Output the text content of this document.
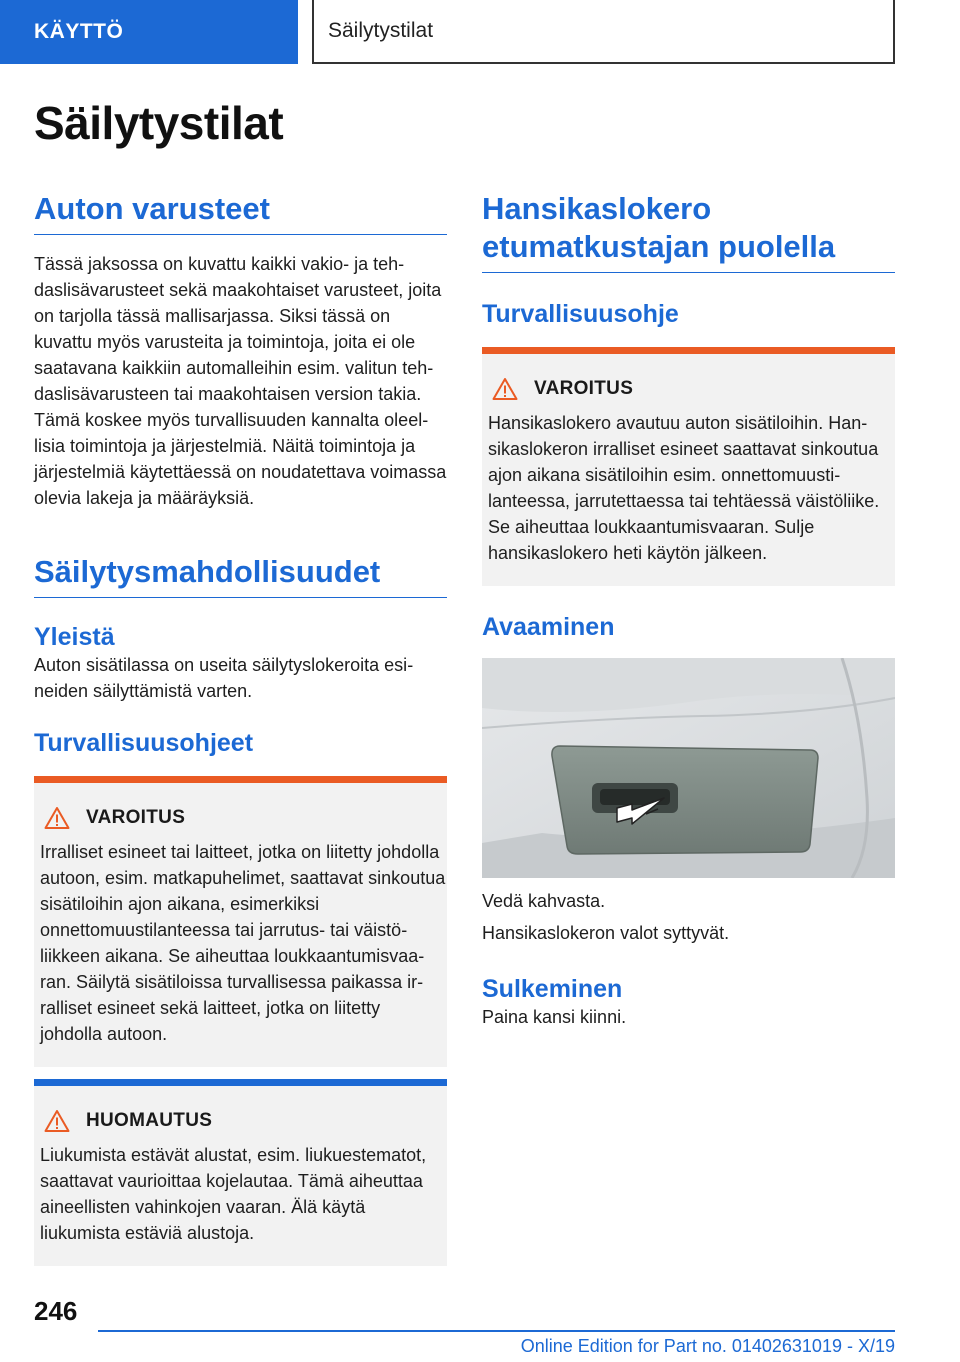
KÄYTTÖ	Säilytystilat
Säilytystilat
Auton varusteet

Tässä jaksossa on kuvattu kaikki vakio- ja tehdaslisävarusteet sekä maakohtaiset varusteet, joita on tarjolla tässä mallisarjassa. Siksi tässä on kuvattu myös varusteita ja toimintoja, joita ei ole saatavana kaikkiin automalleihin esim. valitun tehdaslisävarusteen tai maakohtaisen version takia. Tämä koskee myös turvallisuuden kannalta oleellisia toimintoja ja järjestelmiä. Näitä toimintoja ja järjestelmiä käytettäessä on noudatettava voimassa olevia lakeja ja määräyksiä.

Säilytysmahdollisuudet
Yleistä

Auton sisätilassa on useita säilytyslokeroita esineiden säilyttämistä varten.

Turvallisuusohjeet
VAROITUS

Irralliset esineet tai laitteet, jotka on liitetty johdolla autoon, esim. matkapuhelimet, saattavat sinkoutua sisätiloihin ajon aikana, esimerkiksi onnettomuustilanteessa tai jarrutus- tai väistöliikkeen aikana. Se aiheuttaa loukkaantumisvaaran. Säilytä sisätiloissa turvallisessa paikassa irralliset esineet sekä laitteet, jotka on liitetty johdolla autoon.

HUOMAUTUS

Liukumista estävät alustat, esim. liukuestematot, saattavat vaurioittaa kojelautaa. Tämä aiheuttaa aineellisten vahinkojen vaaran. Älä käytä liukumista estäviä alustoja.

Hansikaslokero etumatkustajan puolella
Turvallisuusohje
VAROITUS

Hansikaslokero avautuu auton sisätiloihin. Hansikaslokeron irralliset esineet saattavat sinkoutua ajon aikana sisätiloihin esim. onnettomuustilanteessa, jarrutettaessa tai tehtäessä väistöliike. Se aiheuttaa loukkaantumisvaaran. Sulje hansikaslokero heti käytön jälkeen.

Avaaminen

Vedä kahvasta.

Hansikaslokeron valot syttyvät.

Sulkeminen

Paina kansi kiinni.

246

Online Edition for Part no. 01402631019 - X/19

────

# [What you will do]
Pictures in the records must not appear in the copy; transcribe everything else precisely.

# [Reply to the exercise]
Output the text content of this document.
KÄYTTÖ	Säilytystilat
Säilytystilat
Auton varusteet

Tässä jaksossa on kuvattu kaikki vakio- ja tehdaslisävarusteet sekä maakohtaiset varusteet, joita on tarjolla tässä mallisarjassa. Siksi tässä on kuvattu myös varusteita ja toimintoja, joita ei ole saatavana kaikkiin automalleihin esim. valitun tehdaslisävarusteen tai maakohtaisen version takia. Tämä koskee myös turvallisuuden kannalta oleellisia toimintoja ja järjestelmiä. Näitä toimintoja ja järjestelmiä käytettäessä on noudatettava voimassa olevia lakeja ja määräyksiä.

Säilytysmahdollisuudet
Yleistä

Auton sisätilassa on useita säilytyslokeroita esineiden säilyttämistä varten.

Turvallisuusohjeet
VAROITUS

Irralliset esineet tai laitteet, jotka on liitetty johdolla autoon, esim. matkapuhelimet, saattavat sinkoutua sisätiloihin ajon aikana, esimerkiksi onnettomuustilanteessa tai jarrutus- tai väistöliikkeen aikana. Se aiheuttaa loukkaantumisvaaran. Säilytä sisätiloissa turvallisessa paikassa irralliset esineet sekä laitteet, jotka on liitetty johdolla autoon.

HUOMAUTUS

Liukumista estävät alustat, esim. liukuestematot, saattavat vaurioittaa kojelautaa. Tämä aiheuttaa aineellisten vahinkojen vaaran. Älä käytä liukumista estäviä alustoja.

Hansikaslokero etumatkustajan puolella
Turvallisuusohje
VAROITUS

Hansikaslokero avautuu auton sisätiloihin. Hansikaslokeron irralliset esineet saattavat sinkoutua ajon aikana sisätiloihin esim. onnettomuustilanteessa, jarrutettaessa tai tehtäessä väistöliike. Se aiheuttaa loukkaantumisvaaran. Sulje hansikaslokero heti käytön jälkeen.

Avaaminen

Vedä kahvasta.

Hansikaslokeron valot syttyvät.

Sulkeminen

Paina kansi kiinni.

246

Online Edition for Part no. 01402631019 - X/19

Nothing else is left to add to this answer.